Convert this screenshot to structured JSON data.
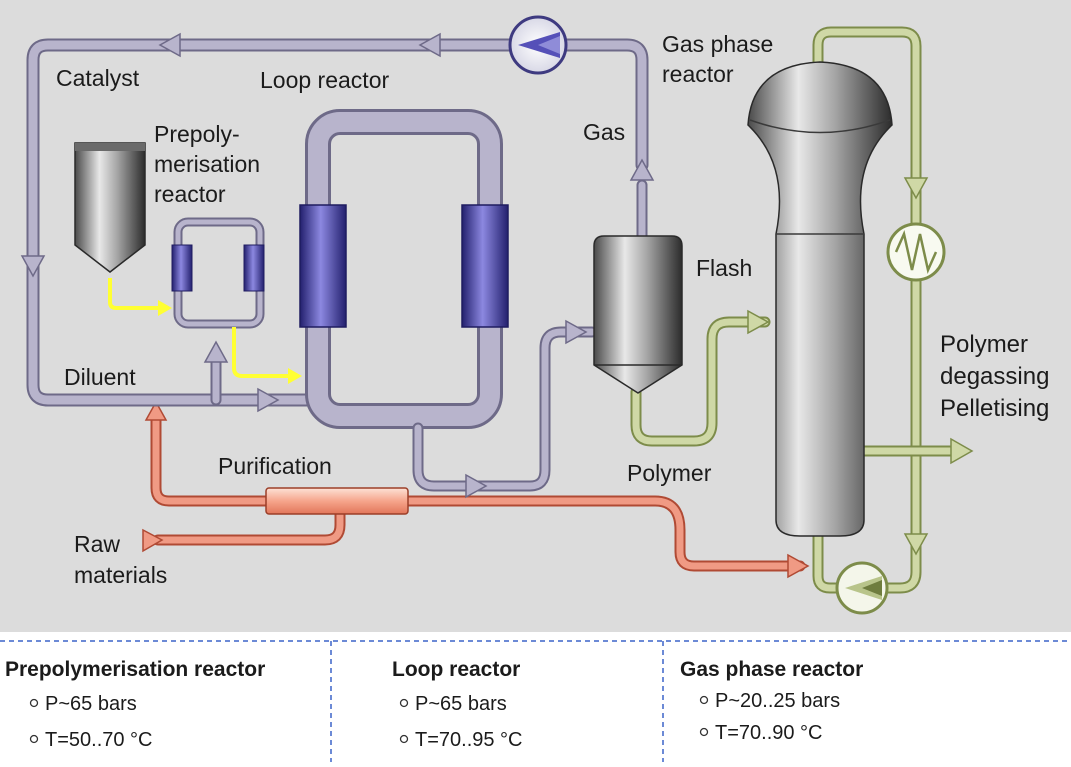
{
  "diagram": {
    "labels": {
      "catalyst": "Catalyst",
      "loop_reactor": "Loop reactor",
      "prepoly_1": "Prepoly-",
      "prepoly_2": "merisation",
      "prepoly_3": "reactor",
      "gas": "Gas",
      "gas_phase_1": "Gas phase",
      "gas_phase_2": "reactor",
      "flash": "Flash",
      "diluent": "Diluent",
      "purification": "Purification",
      "polymer": "Polymer",
      "raw_1": "Raw",
      "raw_2": "materials",
      "out_1": "Polymer",
      "out_2": "degassing",
      "out_3": "Pelletising"
    }
  },
  "conditions": [
    {
      "title": "Prepolymerisation reactor",
      "pressure": "P~65 bars",
      "temperature": "T=50..70 °C"
    },
    {
      "title": "Loop reactor",
      "pressure": "P~65 bars",
      "temperature": "T=70..95 °C"
    },
    {
      "title": "Gas phase reactor",
      "pressure": "P~20..25 bars",
      "temperature": "T=70..90 °C"
    }
  ],
  "colors": {
    "background": "#dcdcdc",
    "loop_pipe": "#b8b4cc",
    "loop_pipe_edge": "#6e6a88",
    "raw_pipe": "#f09a84",
    "raw_pipe_edge": "#b04a34",
    "polymer_pipe": "#cfd8a6",
    "polymer_pipe_edge": "#7d8c4a",
    "catalyst_arrow": "#ffff33",
    "jacket": "#4a46a8",
    "divider": "#3c64c8"
  }
}
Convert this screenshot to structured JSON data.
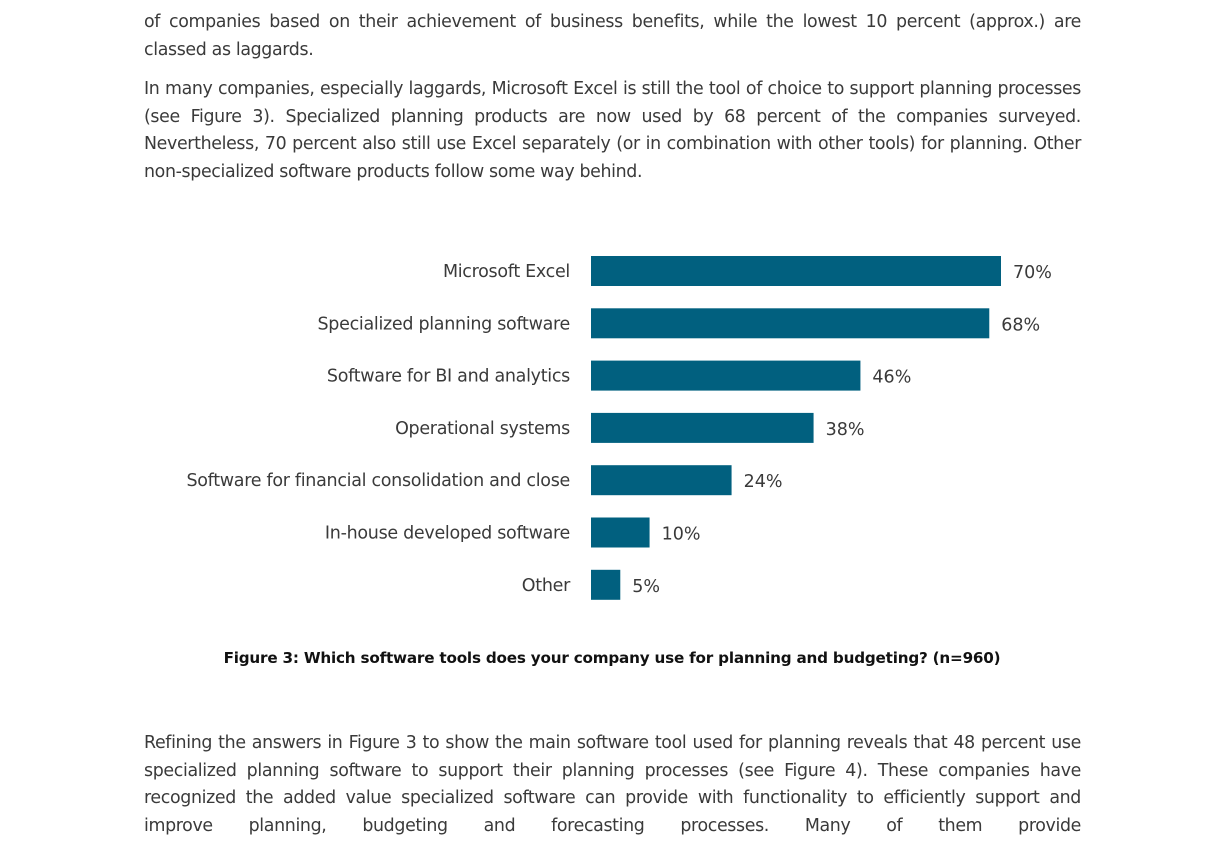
{
  "paragraphs": {
    "p1": "of companies based on their achievement of business benefits, while the lowest 10 percent (approx.) are classed as laggards.",
    "p2": "In many companies, especially laggards, Microsoft Excel is still the tool of choice to support planning processes (see Figure 3). Specialized planning products are now used by 68 percent of the companies surveyed. Nevertheless, 70 percent also still use Excel separately (or in combination with other tools) for planning. Other non-specialized software products follow some way behind.",
    "p3": "Refining the answers in Figure 3 to show the main software tool used for planning reveals that 48 percent use specialized planning software to support their planning processes (see Figure 4). These companies have recognized the added value specialized software can provide with functionality to efficiently support and improve planning, budgeting and forecasting processes. Many of them provide"
  },
  "figure": {
    "caption": "Figure 3: Which software tools does your company use for planning and budgeting? (n=960)"
  },
  "chart_data": {
    "type": "bar",
    "orientation": "horizontal",
    "title": "Figure 3: Which software tools does your company use for planning and budgeting? (n=960)",
    "categories": [
      "Microsoft Excel",
      "Specialized planning software",
      "Software for BI and analytics",
      "Operational systems",
      "Software for financial consolidation and close",
      "In-house developed software",
      "Other"
    ],
    "values": [
      70,
      68,
      46,
      38,
      24,
      10,
      5
    ],
    "value_labels": [
      "70%",
      "68%",
      "46%",
      "38%",
      "24%",
      "10%",
      "5%"
    ],
    "unit": "%",
    "xlabel": "",
    "ylabel": "",
    "xlim": [
      0,
      100
    ],
    "grid": false,
    "legend": "none",
    "bar_color": "#01607f"
  }
}
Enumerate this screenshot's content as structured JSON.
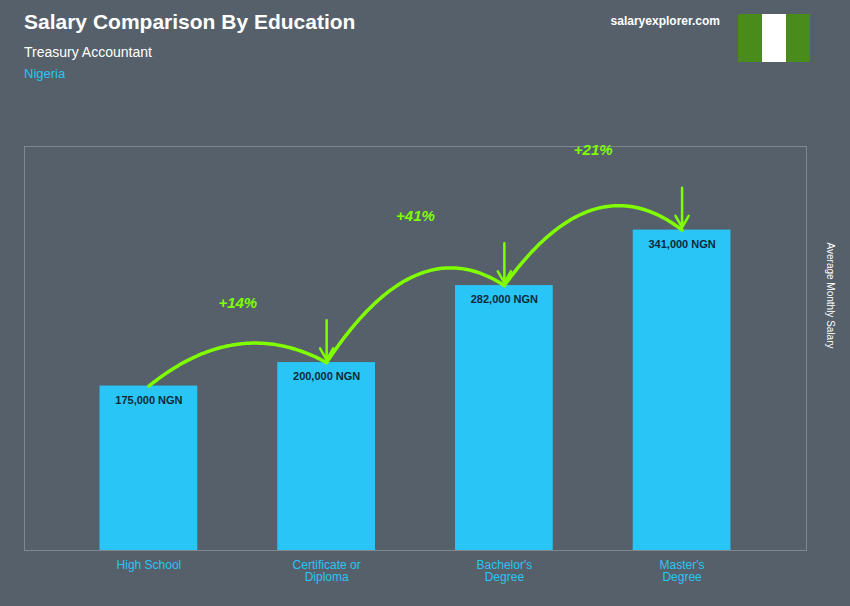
{
  "chart_data": {
    "type": "bar",
    "title": "Salary Comparison By Education",
    "subtitle": "Treasury Accountant",
    "country": "Nigeria",
    "watermark": "salaryexplorer.com",
    "ylabel": "Average Monthly Salary",
    "categories": [
      "High School",
      "Certificate or\nDiploma",
      "Bachelor's\nDegree",
      "Master's\nDegree"
    ],
    "values": [
      175000,
      200000,
      282000,
      341000
    ],
    "value_labels": [
      "175,000 NGN",
      "200,000 NGN",
      "282,000 NGN",
      "341,000 NGN"
    ],
    "data_labels": true,
    "color": "#29c5f6",
    "annotations": [
      {
        "from": 0,
        "to": 1,
        "text": "+14%",
        "color": "#7fff00"
      },
      {
        "from": 1,
        "to": 2,
        "text": "+41%",
        "color": "#7fff00"
      },
      {
        "from": 2,
        "to": 3,
        "text": "+21%",
        "color": "#7fff00"
      }
    ],
    "ylim": [
      0,
      430000
    ],
    "tick_labels": "x",
    "grid": false
  }
}
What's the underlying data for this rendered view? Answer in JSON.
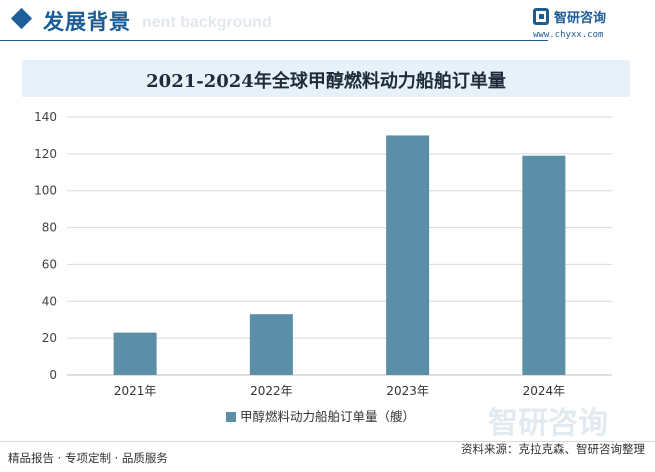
{
  "header": {
    "title": "发展背景",
    "ghost_text": "nent background",
    "brand_name": "智研咨询",
    "brand_url": "www.chyxx.com"
  },
  "chart_data": {
    "type": "bar",
    "title": "2021-2024年全球甲醇燃料动力船舶订单量",
    "categories": [
      "2021年",
      "2022年",
      "2023年",
      "2024年"
    ],
    "series": [
      {
        "name": "甲醇燃料动力船舶订单量（艘）",
        "values": [
          23,
          33,
          130,
          119
        ],
        "color": "#5b8fa8"
      }
    ],
    "ylim": [
      0,
      140
    ],
    "yticks": [
      0,
      20,
      40,
      60,
      80,
      100,
      120,
      140
    ],
    "grid": true,
    "legend_position": "bottom-center"
  },
  "footer": {
    "services": "精品报告 · 专项定制 · 品质服务",
    "source": "资料来源：克拉克森、智研咨询整理"
  },
  "watermark": {
    "text": "智研咨询"
  }
}
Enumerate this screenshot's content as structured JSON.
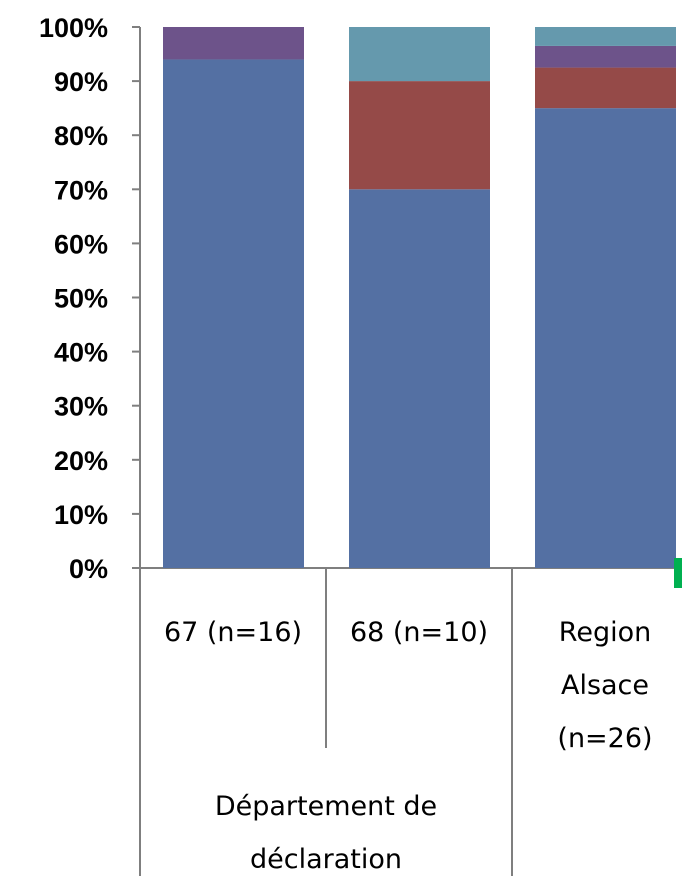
{
  "chart_data": {
    "type": "bar",
    "stacked": true,
    "normalized": true,
    "ylim": [
      0,
      100
    ],
    "yticks": [
      "0%",
      "10%",
      "20%",
      "30%",
      "40%",
      "50%",
      "60%",
      "70%",
      "80%",
      "90%",
      "100%"
    ],
    "group_label": [
      "Département de",
      "déclaration"
    ],
    "categories": [
      {
        "label": [
          "67 (n=16)"
        ]
      },
      {
        "label": [
          "68 (n=10)"
        ]
      },
      {
        "label": [
          "Region",
          "Alsace",
          "(n=26)"
        ]
      }
    ],
    "series": [
      {
        "color": "#5470a3",
        "values": [
          94,
          70,
          85
        ]
      },
      {
        "color": "#954a48",
        "values": [
          0,
          20,
          7.5
        ]
      },
      {
        "color": "#6d538a",
        "values": [
          6,
          0,
          4
        ]
      },
      {
        "color": "#6599ad",
        "values": [
          0,
          10,
          3.5
        ]
      }
    ],
    "grid": false,
    "legend": "none"
  }
}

──────────────────────────────

* Goal
Note how many lines in the listing above hold the string "with", then give only that figure.

* The solution
2